> **TASK GOAL**: Every line below is to be quoted exactly, with nothing added or dropped.

****

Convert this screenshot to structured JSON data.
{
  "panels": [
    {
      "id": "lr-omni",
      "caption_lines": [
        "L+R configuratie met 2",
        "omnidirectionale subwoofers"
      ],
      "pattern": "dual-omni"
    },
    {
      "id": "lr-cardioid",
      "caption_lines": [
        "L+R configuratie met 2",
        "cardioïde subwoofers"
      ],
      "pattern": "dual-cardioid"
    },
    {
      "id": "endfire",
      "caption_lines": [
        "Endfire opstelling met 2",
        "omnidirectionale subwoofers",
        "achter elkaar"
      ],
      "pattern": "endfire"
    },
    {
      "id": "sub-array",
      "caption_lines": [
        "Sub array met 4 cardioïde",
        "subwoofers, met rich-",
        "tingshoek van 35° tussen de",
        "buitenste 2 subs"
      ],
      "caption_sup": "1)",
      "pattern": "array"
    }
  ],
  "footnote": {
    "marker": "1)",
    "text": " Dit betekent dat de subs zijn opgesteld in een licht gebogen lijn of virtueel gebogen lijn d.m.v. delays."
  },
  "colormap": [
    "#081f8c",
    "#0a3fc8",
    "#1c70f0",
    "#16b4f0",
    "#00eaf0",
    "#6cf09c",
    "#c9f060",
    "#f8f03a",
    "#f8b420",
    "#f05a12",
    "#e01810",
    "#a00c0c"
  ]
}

****

> **SOLUTION**:
Convert this screenshot to structured JSON data.
{
  "panels": [
    {
      "id": "lr-omni",
      "caption_lines": [
        "L+R configuratie met 2",
        "omnidirectionale subwoofers"
      ],
      "pattern": "dual-omni"
    },
    {
      "id": "lr-cardioid",
      "caption_lines": [
        "L+R configuratie met 2",
        "cardioïde subwoofers"
      ],
      "pattern": "dual-cardioid"
    },
    {
      "id": "endfire",
      "caption_lines": [
        "Endfire opstelling met 2",
        "omnidirectionale subwoofers",
        "achter elkaar"
      ],
      "pattern": "endfire"
    },
    {
      "id": "sub-array",
      "caption_lines": [
        "Sub array met 4 cardioïde",
        "subwoofers, met rich-",
        "tingshoek van 35° tussen de",
        "buitenste 2 subs"
      ],
      "caption_sup": "1)",
      "pattern": "array"
    }
  ],
  "footnote": {
    "marker": "1)",
    "text": " Dit betekent dat de subs zijn opgesteld in een licht gebogen lijn of virtueel gebogen lijn d.m.v. delays."
  },
  "colormap": [
    "#081f8c",
    "#0a3fc8",
    "#1c70f0",
    "#16b4f0",
    "#00eaf0",
    "#6cf09c",
    "#c9f060",
    "#f8f03a",
    "#f8b420",
    "#f05a12",
    "#e01810",
    "#a00c0c"
  ]
}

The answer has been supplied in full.